◆ TASK DETAILS: Print out every line, exactly as written.

◆ INFORMATION SUPPLIED:
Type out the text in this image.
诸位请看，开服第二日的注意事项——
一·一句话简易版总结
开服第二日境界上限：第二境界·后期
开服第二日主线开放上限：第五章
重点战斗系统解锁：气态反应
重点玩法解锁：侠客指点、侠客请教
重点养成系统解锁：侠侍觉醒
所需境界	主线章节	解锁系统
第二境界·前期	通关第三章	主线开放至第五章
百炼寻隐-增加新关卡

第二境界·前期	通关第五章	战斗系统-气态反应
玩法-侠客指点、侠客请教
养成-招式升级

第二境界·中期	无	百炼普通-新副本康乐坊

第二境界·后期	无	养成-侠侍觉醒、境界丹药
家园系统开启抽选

◆ OUTPUT OF THE TASK:
Type out the text in this image.
诸位请看，开服第二日的注意事项——
一·一句话简易版总结
开服第二日境界上限：第二境界·后期
开服第二日主线开放上限：第五章
重点战斗系统解锁：气态反应
重点玩法解锁：侠客指点、侠客请教
重点养成系统解锁：侠侍觉醒
所需境界	主线章节	解锁系统
第二境界·前期	通关第三章	主线开放至第五章
百炼寻隐-增加新关卡

第二境界·前期	通关第五章	战斗系统-气态反应
玩法-侠客指点、侠客请教
养成-招式升级

第二境界·中期	无	百炼普通-新副本康乐坊

第二境界·后期	无	养成-侠侍觉醒、境界丹药
家园系统开启抽选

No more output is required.